**Materials provided**
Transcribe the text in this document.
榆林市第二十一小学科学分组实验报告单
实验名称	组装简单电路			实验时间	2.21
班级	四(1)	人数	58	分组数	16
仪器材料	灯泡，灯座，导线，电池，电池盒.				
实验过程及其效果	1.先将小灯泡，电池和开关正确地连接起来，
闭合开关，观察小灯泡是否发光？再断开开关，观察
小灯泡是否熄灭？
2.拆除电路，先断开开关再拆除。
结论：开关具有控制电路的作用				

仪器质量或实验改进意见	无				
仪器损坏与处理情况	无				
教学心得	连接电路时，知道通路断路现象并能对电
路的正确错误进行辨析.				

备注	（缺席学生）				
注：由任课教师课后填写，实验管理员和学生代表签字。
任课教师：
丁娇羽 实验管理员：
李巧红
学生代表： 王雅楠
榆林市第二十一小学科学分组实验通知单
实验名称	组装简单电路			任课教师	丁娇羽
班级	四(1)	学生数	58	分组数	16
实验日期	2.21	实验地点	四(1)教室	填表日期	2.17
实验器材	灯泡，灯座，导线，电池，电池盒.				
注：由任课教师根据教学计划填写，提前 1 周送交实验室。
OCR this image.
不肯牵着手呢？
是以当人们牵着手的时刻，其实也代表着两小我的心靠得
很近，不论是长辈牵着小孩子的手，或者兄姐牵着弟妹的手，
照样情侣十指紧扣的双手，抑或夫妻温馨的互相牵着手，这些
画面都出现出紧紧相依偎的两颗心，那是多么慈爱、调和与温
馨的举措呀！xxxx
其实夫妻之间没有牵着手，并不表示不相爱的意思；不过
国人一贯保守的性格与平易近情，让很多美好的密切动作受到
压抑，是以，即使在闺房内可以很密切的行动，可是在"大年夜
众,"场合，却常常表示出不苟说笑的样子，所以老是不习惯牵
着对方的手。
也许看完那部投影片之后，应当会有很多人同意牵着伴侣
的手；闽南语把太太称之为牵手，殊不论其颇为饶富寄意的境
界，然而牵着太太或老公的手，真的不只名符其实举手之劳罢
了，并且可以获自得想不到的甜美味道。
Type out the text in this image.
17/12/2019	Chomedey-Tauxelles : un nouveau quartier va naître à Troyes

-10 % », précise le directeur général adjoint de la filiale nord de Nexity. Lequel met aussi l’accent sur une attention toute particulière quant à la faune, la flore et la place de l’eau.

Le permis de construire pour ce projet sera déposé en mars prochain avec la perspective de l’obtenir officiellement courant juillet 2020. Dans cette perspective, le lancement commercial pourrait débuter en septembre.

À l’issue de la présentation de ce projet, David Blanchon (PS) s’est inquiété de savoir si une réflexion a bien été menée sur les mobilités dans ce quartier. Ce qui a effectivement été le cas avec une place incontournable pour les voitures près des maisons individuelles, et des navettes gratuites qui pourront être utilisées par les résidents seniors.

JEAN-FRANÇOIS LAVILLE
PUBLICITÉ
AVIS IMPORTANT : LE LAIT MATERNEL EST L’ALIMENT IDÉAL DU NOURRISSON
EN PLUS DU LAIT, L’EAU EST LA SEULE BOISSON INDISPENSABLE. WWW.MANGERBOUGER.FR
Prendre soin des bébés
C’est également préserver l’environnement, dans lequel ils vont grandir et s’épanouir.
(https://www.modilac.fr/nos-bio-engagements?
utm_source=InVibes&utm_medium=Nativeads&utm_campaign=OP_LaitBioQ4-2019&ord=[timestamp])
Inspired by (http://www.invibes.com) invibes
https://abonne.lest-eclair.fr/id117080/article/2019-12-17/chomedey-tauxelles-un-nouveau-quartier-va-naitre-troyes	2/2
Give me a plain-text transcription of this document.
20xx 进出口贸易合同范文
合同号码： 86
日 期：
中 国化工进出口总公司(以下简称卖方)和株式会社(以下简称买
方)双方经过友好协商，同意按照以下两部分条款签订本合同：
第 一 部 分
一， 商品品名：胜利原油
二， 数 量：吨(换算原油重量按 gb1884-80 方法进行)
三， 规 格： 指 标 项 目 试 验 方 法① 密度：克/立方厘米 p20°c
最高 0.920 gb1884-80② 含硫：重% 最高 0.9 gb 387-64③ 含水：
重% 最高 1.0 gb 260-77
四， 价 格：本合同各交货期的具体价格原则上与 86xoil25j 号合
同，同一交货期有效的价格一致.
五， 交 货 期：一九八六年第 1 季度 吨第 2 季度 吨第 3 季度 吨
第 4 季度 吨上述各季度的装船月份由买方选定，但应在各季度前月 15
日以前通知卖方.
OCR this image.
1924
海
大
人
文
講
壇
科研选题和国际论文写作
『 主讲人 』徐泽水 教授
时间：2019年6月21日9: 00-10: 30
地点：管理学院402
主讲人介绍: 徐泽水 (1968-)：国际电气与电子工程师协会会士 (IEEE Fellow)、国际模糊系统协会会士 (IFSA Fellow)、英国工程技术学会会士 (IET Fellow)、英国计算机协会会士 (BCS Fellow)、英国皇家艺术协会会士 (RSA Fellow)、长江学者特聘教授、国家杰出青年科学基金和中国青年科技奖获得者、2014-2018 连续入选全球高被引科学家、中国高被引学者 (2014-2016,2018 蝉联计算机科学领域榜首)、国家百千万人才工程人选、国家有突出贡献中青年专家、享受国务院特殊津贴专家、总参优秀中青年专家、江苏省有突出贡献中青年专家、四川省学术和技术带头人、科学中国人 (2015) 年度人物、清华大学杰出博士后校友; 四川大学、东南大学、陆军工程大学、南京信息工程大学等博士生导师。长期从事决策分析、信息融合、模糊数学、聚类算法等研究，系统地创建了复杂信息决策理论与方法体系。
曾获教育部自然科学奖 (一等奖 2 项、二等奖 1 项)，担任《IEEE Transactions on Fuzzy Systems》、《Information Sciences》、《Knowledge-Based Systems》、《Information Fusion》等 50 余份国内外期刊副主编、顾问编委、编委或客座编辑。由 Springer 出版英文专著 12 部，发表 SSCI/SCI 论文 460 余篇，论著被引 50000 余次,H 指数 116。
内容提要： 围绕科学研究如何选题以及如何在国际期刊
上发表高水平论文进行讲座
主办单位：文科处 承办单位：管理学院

**Your goal**
Every line containing the string "avec" must be listed.

**Answer for the task**
Le permis de construire pour ce projet sera déposé en mars prochain avec la perspective de l’obtenir officiellement courant juillet 2020. Dans cette perspective, le lancement commercial pourrait débuter en septembre.
À l’issue de la présentation de ce projet, David Blanchon (PS) s’est inquiété de savoir si une réflexion a bien été menée sur les mobilités dans ce quartier. Ce qui a effectivement été le cas avec une place incontournable pour les voitures près des maisons individuelles, et des navettes gratuites qui pourront être utilisées par les résidents seniors.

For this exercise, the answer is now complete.